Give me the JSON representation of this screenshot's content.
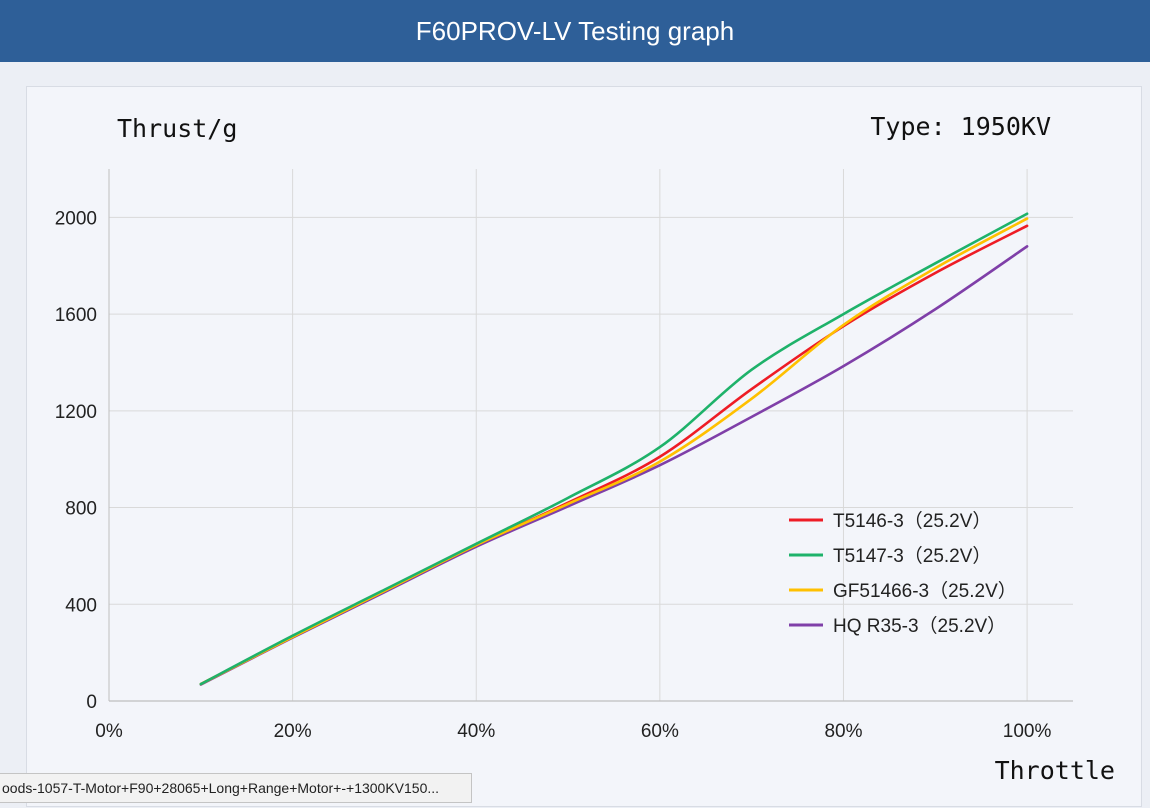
{
  "header": {
    "title": "F60PROV-LV Testing graph"
  },
  "status_bar": {
    "url": "oods-1057-T-Motor+F90+28065+Long+Range+Motor+-+1300KV150..."
  },
  "chart_data": {
    "type": "line",
    "ylabel": "Thrust/g",
    "xlabel": "Throttle",
    "annotation": "Type: 1950KV",
    "x": [
      10,
      20,
      30,
      40,
      50,
      60,
      70,
      80,
      90,
      100
    ],
    "xticks": [
      "0%",
      "20%",
      "40%",
      "60%",
      "80%",
      "100%"
    ],
    "xtick_values": [
      0,
      20,
      40,
      60,
      80,
      100
    ],
    "xlim": [
      0,
      105
    ],
    "ylim": [
      0,
      2200
    ],
    "yticks": [
      0,
      400,
      800,
      1200,
      1600,
      2000
    ],
    "grid": true,
    "legend_position": "lower-right",
    "series": [
      {
        "name": "T5146-3（25.2V）",
        "color": "#ee1c25",
        "values": [
          70,
          265,
          455,
          645,
          820,
          1010,
          1290,
          1550,
          1770,
          1965
        ]
      },
      {
        "name": "T5147-3（25.2V）",
        "color": "#1eb26a",
        "values": [
          70,
          270,
          460,
          650,
          840,
          1050,
          1370,
          1600,
          1810,
          2015
        ]
      },
      {
        "name": "GF51466-3（25.2V）",
        "color": "#ffc000",
        "values": [
          70,
          265,
          455,
          645,
          815,
          990,
          1250,
          1555,
          1790,
          1995
        ]
      },
      {
        "name": "HQ R35-3（25.2V）",
        "color": "#7f3fa8",
        "values": [
          68,
          262,
          450,
          638,
          805,
          975,
          1175,
          1385,
          1620,
          1880
        ]
      }
    ]
  }
}
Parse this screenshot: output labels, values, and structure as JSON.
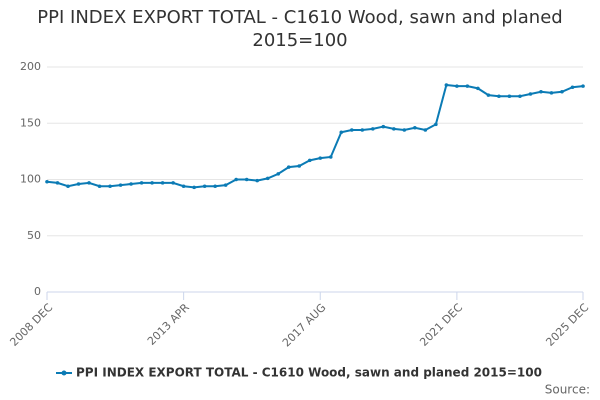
{
  "chart_data": {
    "type": "line",
    "title": "PPI INDEX EXPORT TOTAL - C1610 Wood, sawn and planed 2015=100",
    "categories": [
      "2008 DEC",
      null,
      null,
      null,
      null,
      null,
      null,
      null,
      null,
      null,
      null,
      null,
      null,
      "2013 APR",
      null,
      null,
      null,
      null,
      null,
      null,
      null,
      null,
      null,
      null,
      null,
      null,
      "2017 AUG",
      null,
      null,
      null,
      null,
      null,
      null,
      null,
      null,
      null,
      null,
      null,
      null,
      "2021 DEC",
      null,
      null,
      null,
      null,
      null,
      null,
      null,
      null,
      null,
      null,
      null,
      "2025 DEC"
    ],
    "series": [
      {
        "name": "PPI INDEX EXPORT TOTAL - C1610 Wood, sawn and planed 2015=100",
        "color": "#0b7bb5",
        "values": [
          98,
          97,
          94,
          96,
          97,
          94,
          94,
          95,
          96,
          97,
          97,
          97,
          97,
          94,
          93,
          94,
          94,
          95,
          100,
          100,
          99,
          101,
          105,
          111,
          112,
          117,
          119,
          120,
          142,
          144,
          144,
          145,
          147,
          145,
          144,
          146,
          144,
          149,
          184,
          183,
          183,
          181,
          175,
          174,
          174,
          174,
          176,
          178,
          177,
          178,
          182,
          183
        ]
      }
    ],
    "ylim": [
      0,
      200
    ],
    "yticks": [
      0,
      50,
      100,
      150,
      200
    ],
    "grid": true,
    "source": "Source:"
  }
}
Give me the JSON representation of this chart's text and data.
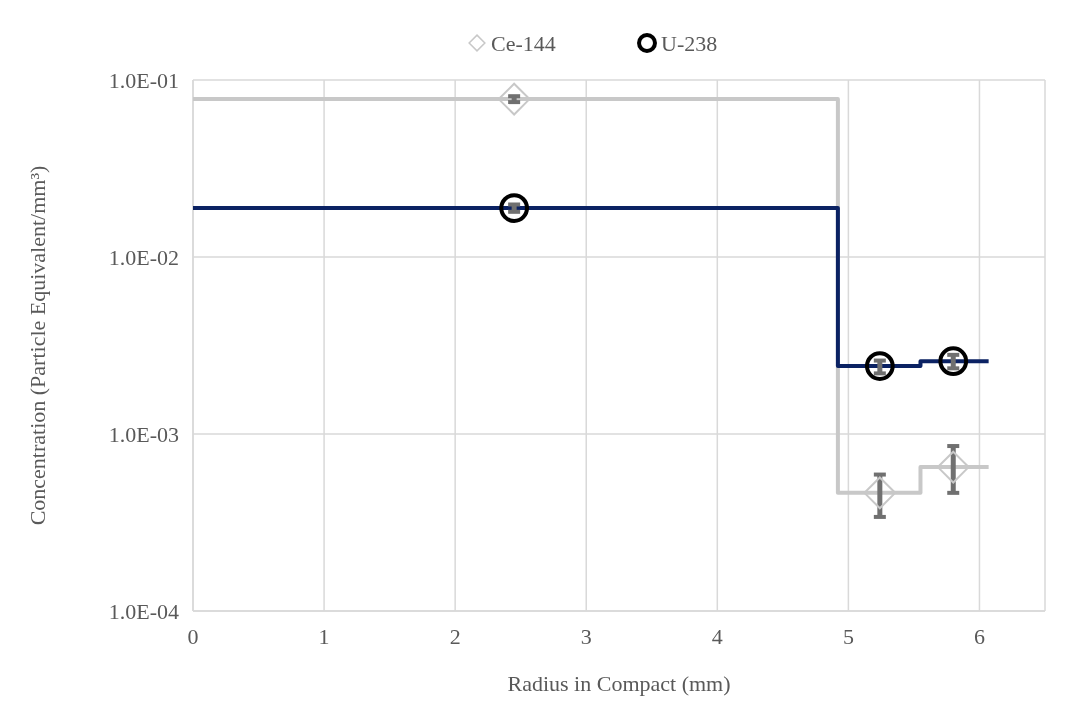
{
  "chart_data": {
    "type": "scatter",
    "xlabel": "Radius in Compact (mm)",
    "ylabel": "Concentration (Particle Equivalent/mm³)",
    "log": "y",
    "grid": true,
    "legend": "top",
    "xlim": [
      0,
      6.5
    ],
    "xticks": [
      0,
      1,
      2,
      3,
      4,
      5,
      6
    ],
    "ylim": [
      0.0001,
      0.1
    ],
    "yticks": [
      {
        "value": 0.0001,
        "label": "1.0E-04"
      },
      {
        "value": 0.001,
        "label": "1.0E-03"
      },
      {
        "value": 0.01,
        "label": "1.0E-02"
      },
      {
        "value": 0.1,
        "label": "1.0E-01"
      }
    ],
    "series": [
      {
        "type": "step",
        "color": "#c8c8c8",
        "marker": "none",
        "x": [
          0,
          4.92,
          5.55,
          6.07
        ],
        "values": [
          0.078,
          0.000465,
          0.00065,
          0.00065
        ]
      },
      {
        "type": "step",
        "color": "#0b2263",
        "marker": "none",
        "x": [
          0,
          4.92,
          5.55,
          6.07
        ],
        "values": [
          0.0189,
          0.00242,
          0.00258,
          0.00258
        ]
      },
      {
        "name": "Ce-144",
        "color": "#c8c8c8",
        "marker": "diamond",
        "x": [
          2.45,
          5.24,
          5.8
        ],
        "values": [
          0.078,
          0.000465,
          0.00065
        ],
        "errors": [
          [
            0.075,
            0.081
          ],
          [
            0.00034,
            0.00059
          ],
          [
            0.000465,
            0.000855
          ]
        ]
      },
      {
        "name": "U-238",
        "color": "#000000",
        "marker": "circle",
        "x": [
          2.45,
          5.24,
          5.8
        ],
        "values": [
          0.0189,
          0.00242,
          0.00258
        ],
        "errors": [
          [
            0.018,
            0.0198
          ],
          [
            0.0022,
            0.0026
          ],
          [
            0.00235,
            0.0028
          ]
        ]
      }
    ]
  }
}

→ **TASK OBJECTIVE**
Print out the whole of the material word for word, without pictures.

→ **COMPLETED EXERCISE**
Give me the JSON representation of this screenshot's content.
{
  "header": {
    "title": "F60PROV-LV Testing graph"
  },
  "status_bar": {
    "url": "oods-1057-T-Motor+F90+28065+Long+Range+Motor+-+1300KV150..."
  },
  "chart_data": {
    "type": "line",
    "ylabel": "Thrust/g",
    "xlabel": "Throttle",
    "annotation": "Type: 1950KV",
    "x": [
      10,
      20,
      30,
      40,
      50,
      60,
      70,
      80,
      90,
      100
    ],
    "xticks": [
      "0%",
      "20%",
      "40%",
      "60%",
      "80%",
      "100%"
    ],
    "xtick_values": [
      0,
      20,
      40,
      60,
      80,
      100
    ],
    "xlim": [
      0,
      105
    ],
    "ylim": [
      0,
      2200
    ],
    "yticks": [
      0,
      400,
      800,
      1200,
      1600,
      2000
    ],
    "grid": true,
    "legend_position": "lower-right",
    "series": [
      {
        "name": "T5146-3（25.2V）",
        "color": "#ee1c25",
        "values": [
          70,
          265,
          455,
          645,
          820,
          1010,
          1290,
          1550,
          1770,
          1965
        ]
      },
      {
        "name": "T5147-3（25.2V）",
        "color": "#1eb26a",
        "values": [
          70,
          270,
          460,
          650,
          840,
          1050,
          1370,
          1600,
          1810,
          2015
        ]
      },
      {
        "name": "GF51466-3（25.2V）",
        "color": "#ffc000",
        "values": [
          70,
          265,
          455,
          645,
          815,
          990,
          1250,
          1555,
          1790,
          1995
        ]
      },
      {
        "name": "HQ R35-3（25.2V）",
        "color": "#7f3fa8",
        "values": [
          68,
          262,
          450,
          638,
          805,
          975,
          1175,
          1385,
          1620,
          1880
        ]
      }
    ]
  }
}
Parse this screenshot: output labels, values, and structure as JSON.
{
  "chart_data": {
    "type": "line",
    "title": "PPI INDEX EXPORT TOTAL - C1610 Wood, sawn and planed 2015=100",
    "categories": [
      "2008 DEC",
      null,
      null,
      null,
      null,
      null,
      null,
      null,
      null,
      null,
      null,
      null,
      null,
      "2013 APR",
      null,
      null,
      null,
      null,
      null,
      null,
      null,
      null,
      null,
      null,
      null,
      null,
      "2017 AUG",
      null,
      null,
      null,
      null,
      null,
      null,
      null,
      null,
      null,
      null,
      null,
      null,
      "2021 DEC",
      null,
      null,
      null,
      null,
      null,
      null,
      null,
      null,
      null,
      null,
      null,
      "2025 DEC"
    ],
    "series": [
      {
        "name": "PPI INDEX EXPORT TOTAL - C1610 Wood, sawn and planed 2015=100",
        "color": "#0b7bb5",
        "values": [
          98,
          97,
          94,
          96,
          97,
          94,
          94,
          95,
          96,
          97,
          97,
          97,
          97,
          94,
          93,
          94,
          94,
          95,
          100,
          100,
          99,
          101,
          105,
          111,
          112,
          117,
          119,
          120,
          142,
          144,
          144,
          145,
          147,
          145,
          144,
          146,
          144,
          149,
          184,
          183,
          183,
          181,
          175,
          174,
          174,
          174,
          176,
          178,
          177,
          178,
          182,
          183
        ]
      }
    ],
    "ylim": [
      0,
      200
    ],
    "yticks": [
      0,
      50,
      100,
      150,
      200
    ],
    "grid": true,
    "source": "Source:"
  }
}
Give me the JSON representation of this chart's text and data.
{
  "chart_data": {
    "type": "scatter",
    "xlabel": "Radius in Compact (mm)",
    "ylabel": "Concentration (Particle Equivalent/mm³)",
    "log": "y",
    "grid": true,
    "legend": "top",
    "xlim": [
      0,
      6.5
    ],
    "xticks": [
      0,
      1,
      2,
      3,
      4,
      5,
      6
    ],
    "ylim": [
      0.0001,
      0.1
    ],
    "yticks": [
      {
        "value": 0.0001,
        "label": "1.0E-04"
      },
      {
        "value": 0.001,
        "label": "1.0E-03"
      },
      {
        "value": 0.01,
        "label": "1.0E-02"
      },
      {
        "value": 0.1,
        "label": "1.0E-01"
      }
    ],
    "series": [
      {
        "type": "step",
        "color": "#c8c8c8",
        "marker": "none",
        "x": [
          0,
          4.92,
          5.55,
          6.07
        ],
        "values": [
          0.078,
          0.000465,
          0.00065,
          0.00065
        ]
      },
      {
        "type": "step",
        "color": "#0b2263",
        "marker": "none",
        "x": [
          0,
          4.92,
          5.55,
          6.07
        ],
        "values": [
          0.0189,
          0.00242,
          0.00258,
          0.00258
        ]
      },
      {
        "name": "Ce-144",
        "color": "#c8c8c8",
        "marker": "diamond",
        "x": [
          2.45,
          5.24,
          5.8
        ],
        "values": [
          0.078,
          0.000465,
          0.00065
        ],
        "errors": [
          [
            0.075,
            0.081
          ],
          [
            0.00034,
            0.00059
          ],
          [
            0.000465,
            0.000855
          ]
        ]
      },
      {
        "name": "U-238",
        "color": "#000000",
        "marker": "circle",
        "x": [
          2.45,
          5.24,
          5.8
        ],
        "values": [
          0.0189,
          0.00242,
          0.00258
        ],
        "errors": [
          [
            0.018,
            0.0198
          ],
          [
            0.0022,
            0.0026
          ],
          [
            0.00235,
            0.0028
          ]
        ]
      }
    ]
  }
}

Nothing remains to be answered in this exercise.